Written task — Copy nothing but the text: reproduce each line of the listing exactly and leave the pictures out.

-- Start Records shown --

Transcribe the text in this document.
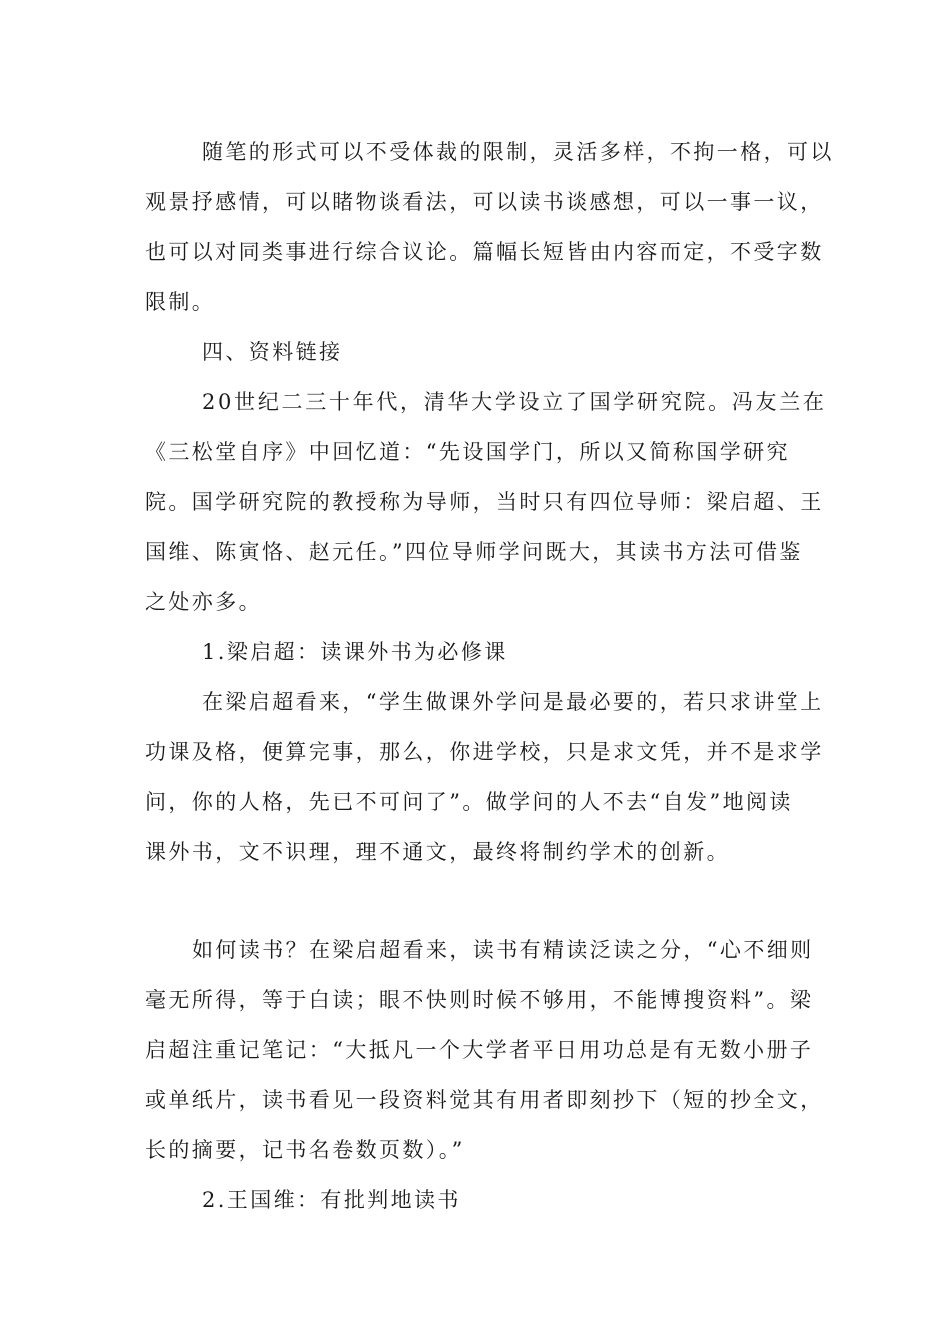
随笔的形式可以不受体裁的限制，灵活多样，不拘一格，可以
观景抒感情，可以睹物谈看法，可以读书谈感想，可以一事一议，
也可以对同类事进行综合议论。篇幅长短皆由内容而定，不受字数
限制。
四、资料链接
20世纪二三十年代，清华大学设立了国学研究院。冯友兰在
《三松堂自序》中回忆道：“先设国学门，所以又简称国学研究
院。国学研究院的教授称为导师，当时只有四位导师：梁启超、王
国维、陈寅恪、赵元任。”四位导师学问既大，其读书方法可借鉴
之处亦多。
1.梁启超：读课外书为必修课
在梁启超看来，“学生做课外学问是最必要的，若只求讲堂上
功课及格，便算完事，那么，你进学校，只是求文凭，并不是求学
问，你的人格，先已不可问了”。做学问的人不去“自发”地阅读
课外书，文不识理，理不通文，最终将制约学术的创新。
如何读书？在梁启超看来，读书有精读泛读之分，“心不细则
毫无所得，等于白读；眼不快则时候不够用，不能博搜资料”。梁
启超注重记笔记：“大抵凡一个大学者平日用功总是有无数小册子
或单纸片，读书看见一段资料觉其有用者即刻抄下（短的抄全文，
长的摘要，记书名卷数页数）。”
2.王国维：有批判地读书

-- End Records shown --

Written response —
Transcribe the text in this document.
随笔的形式可以不受体裁的限制，灵活多样，不拘一格，可以
观景抒感情，可以睹物谈看法，可以读书谈感想，可以一事一议，
也可以对同类事进行综合议论。篇幅长短皆由内容而定，不受字数
限制。
四、资料链接
20世纪二三十年代，清华大学设立了国学研究院。冯友兰在
《三松堂自序》中回忆道：“先设国学门，所以又简称国学研究
院。国学研究院的教授称为导师，当时只有四位导师：梁启超、王
国维、陈寅恪、赵元任。”四位导师学问既大，其读书方法可借鉴
之处亦多。
1.梁启超：读课外书为必修课
在梁启超看来，“学生做课外学问是最必要的，若只求讲堂上
功课及格，便算完事，那么，你进学校，只是求文凭，并不是求学
问，你的人格，先已不可问了”。做学问的人不去“自发”地阅读
课外书，文不识理，理不通文，最终将制约学术的创新。
如何读书？在梁启超看来，读书有精读泛读之分，“心不细则
毫无所得，等于白读；眼不快则时候不够用，不能博搜资料”。梁
启超注重记笔记：“大抵凡一个大学者平日用功总是有无数小册子
或单纸片，读书看见一段资料觉其有用者即刻抄下（短的抄全文，
长的摘要，记书名卷数页数）。”
2.王国维：有批判地读书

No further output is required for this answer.